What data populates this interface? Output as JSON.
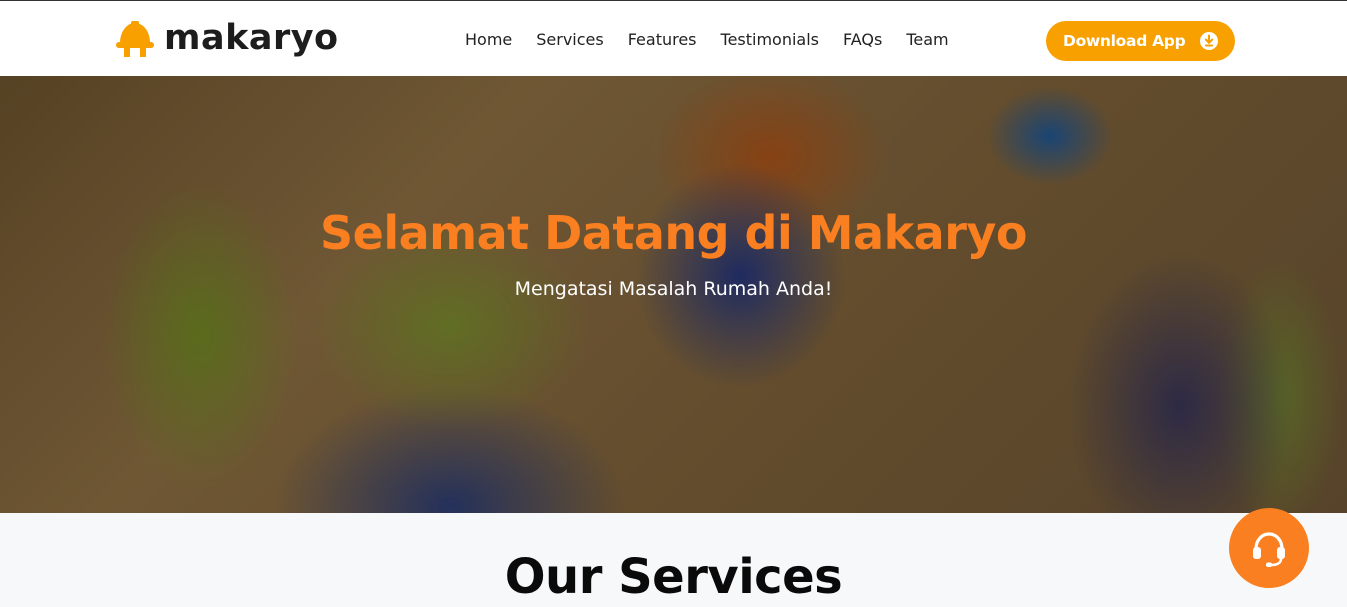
{
  "brand": {
    "name": "makaryo",
    "logo_icon": "hard-hat-icon",
    "accent_color": "#f7a000"
  },
  "nav": {
    "items": [
      {
        "label": "Home"
      },
      {
        "label": "Services"
      },
      {
        "label": "Features"
      },
      {
        "label": "Testimonials"
      },
      {
        "label": "FAQs"
      },
      {
        "label": "Team"
      }
    ],
    "download_label": "Download App",
    "download_icon": "download-circle-icon"
  },
  "hero": {
    "title": "Selamat Datang di Makaryo",
    "subtitle": "Mengatasi Masalah Rumah Anda!",
    "title_color": "#f97f20"
  },
  "services": {
    "title": "Our Services"
  },
  "support": {
    "icon": "headset-support-icon",
    "color": "#f97f20"
  }
}
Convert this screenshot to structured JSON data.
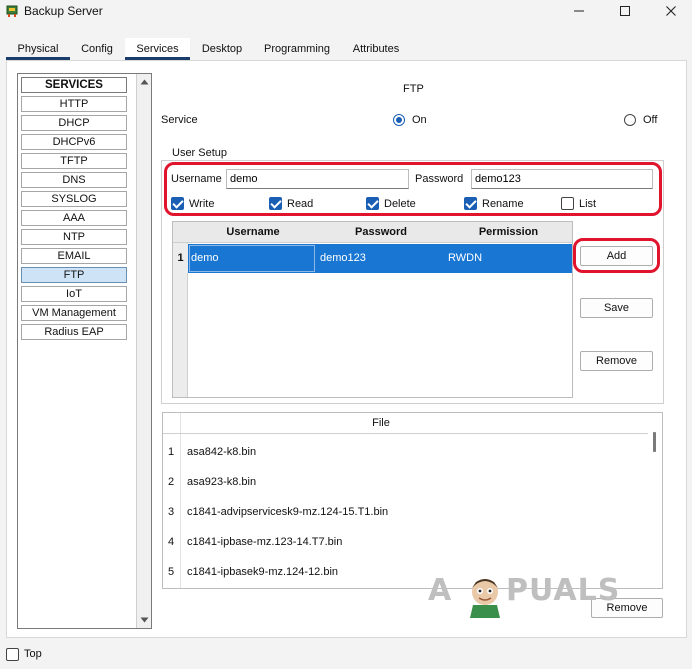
{
  "window": {
    "title": "Backup Server",
    "icon": "network-device-icon"
  },
  "tabs": [
    {
      "label": "Physical"
    },
    {
      "label": "Config"
    },
    {
      "label": "Services"
    },
    {
      "label": "Desktop"
    },
    {
      "label": "Programming"
    },
    {
      "label": "Attributes"
    }
  ],
  "active_tab": "Services",
  "sidebar": {
    "header": "SERVICES",
    "items": [
      "HTTP",
      "DHCP",
      "DHCPv6",
      "TFTP",
      "DNS",
      "SYSLOG",
      "AAA",
      "NTP",
      "EMAIL",
      "FTP",
      "IoT",
      "VM Management",
      "Radius EAP"
    ],
    "selected": "FTP"
  },
  "ftp": {
    "title": "FTP",
    "service_label": "Service",
    "on_label": "On",
    "off_label": "Off",
    "service_state": "On"
  },
  "user_setup": {
    "legend": "User Setup",
    "username_label": "Username",
    "username_value": "demo",
    "password_label": "Password",
    "password_value": "demo123",
    "permissions": [
      {
        "label": "Write",
        "checked": true
      },
      {
        "label": "Read",
        "checked": true
      },
      {
        "label": "Delete",
        "checked": true
      },
      {
        "label": "Rename",
        "checked": true
      },
      {
        "label": "List",
        "checked": false
      }
    ]
  },
  "user_table": {
    "columns": [
      "Username",
      "Password",
      "Permission"
    ],
    "rows": [
      {
        "num": "1",
        "username": "demo",
        "password": "demo123",
        "permission": "RWDN"
      }
    ]
  },
  "buttons": {
    "add": "Add",
    "save": "Save",
    "remove": "Remove",
    "file_remove": "Remove"
  },
  "file_table": {
    "column": "File",
    "rows": [
      {
        "num": "1",
        "name": "asa842-k8.bin"
      },
      {
        "num": "2",
        "name": "asa923-k8.bin"
      },
      {
        "num": "3",
        "name": "c1841-advipservicesk9-mz.124-15.T1.bin"
      },
      {
        "num": "4",
        "name": "c1841-ipbase-mz.123-14.T7.bin"
      },
      {
        "num": "5",
        "name": "c1841-ipbasek9-mz.124-12.bin"
      }
    ]
  },
  "watermark": {
    "text": "APPUALS"
  },
  "bottom": {
    "top_label": "Top",
    "top_checked": false
  },
  "colors": {
    "accent": "#1a5fb4",
    "selection": "#1976d2",
    "highlight": "#e0142c",
    "tab_underline": "#1a3d6e"
  }
}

Exercise description: Write out each entry exactly as given, but skip the pictures.

Expected output:
What data populates this interface? Output as JSON.
{
  "brand": {
    "name": "makaryo",
    "logo_icon": "hard-hat-icon",
    "accent_color": "#f7a000"
  },
  "nav": {
    "items": [
      {
        "label": "Home"
      },
      {
        "label": "Services"
      },
      {
        "label": "Features"
      },
      {
        "label": "Testimonials"
      },
      {
        "label": "FAQs"
      },
      {
        "label": "Team"
      }
    ],
    "download_label": "Download App",
    "download_icon": "download-circle-icon"
  },
  "hero": {
    "title": "Selamat Datang di Makaryo",
    "subtitle": "Mengatasi Masalah Rumah Anda!",
    "title_color": "#f97f20"
  },
  "services": {
    "title": "Our Services"
  },
  "support": {
    "icon": "headset-support-icon",
    "color": "#f97f20"
  }
}
Convert this screenshot to structured JSON data.
{
  "window": {
    "title": "Backup Server",
    "icon": "network-device-icon"
  },
  "tabs": [
    {
      "label": "Physical"
    },
    {
      "label": "Config"
    },
    {
      "label": "Services"
    },
    {
      "label": "Desktop"
    },
    {
      "label": "Programming"
    },
    {
      "label": "Attributes"
    }
  ],
  "active_tab": "Services",
  "sidebar": {
    "header": "SERVICES",
    "items": [
      "HTTP",
      "DHCP",
      "DHCPv6",
      "TFTP",
      "DNS",
      "SYSLOG",
      "AAA",
      "NTP",
      "EMAIL",
      "FTP",
      "IoT",
      "VM Management",
      "Radius EAP"
    ],
    "selected": "FTP"
  },
  "ftp": {
    "title": "FTP",
    "service_label": "Service",
    "on_label": "On",
    "off_label": "Off",
    "service_state": "On"
  },
  "user_setup": {
    "legend": "User Setup",
    "username_label": "Username",
    "username_value": "demo",
    "password_label": "Password",
    "password_value": "demo123",
    "permissions": [
      {
        "label": "Write",
        "checked": true
      },
      {
        "label": "Read",
        "checked": true
      },
      {
        "label": "Delete",
        "checked": true
      },
      {
        "label": "Rename",
        "checked": true
      },
      {
        "label": "List",
        "checked": false
      }
    ]
  },
  "user_table": {
    "columns": [
      "Username",
      "Password",
      "Permission"
    ],
    "rows": [
      {
        "num": "1",
        "username": "demo",
        "password": "demo123",
        "permission": "RWDN"
      }
    ]
  },
  "buttons": {
    "add": "Add",
    "save": "Save",
    "remove": "Remove",
    "file_remove": "Remove"
  },
  "file_table": {
    "column": "File",
    "rows": [
      {
        "num": "1",
        "name": "asa842-k8.bin"
      },
      {
        "num": "2",
        "name": "asa923-k8.bin"
      },
      {
        "num": "3",
        "name": "c1841-advipservicesk9-mz.124-15.T1.bin"
      },
      {
        "num": "4",
        "name": "c1841-ipbase-mz.123-14.T7.bin"
      },
      {
        "num": "5",
        "name": "c1841-ipbasek9-mz.124-12.bin"
      }
    ]
  },
  "watermark": {
    "text": "APPUALS"
  },
  "bottom": {
    "top_label": "Top",
    "top_checked": false
  },
  "colors": {
    "accent": "#1a5fb4",
    "selection": "#1976d2",
    "highlight": "#e0142c",
    "tab_underline": "#1a3d6e"
  }
}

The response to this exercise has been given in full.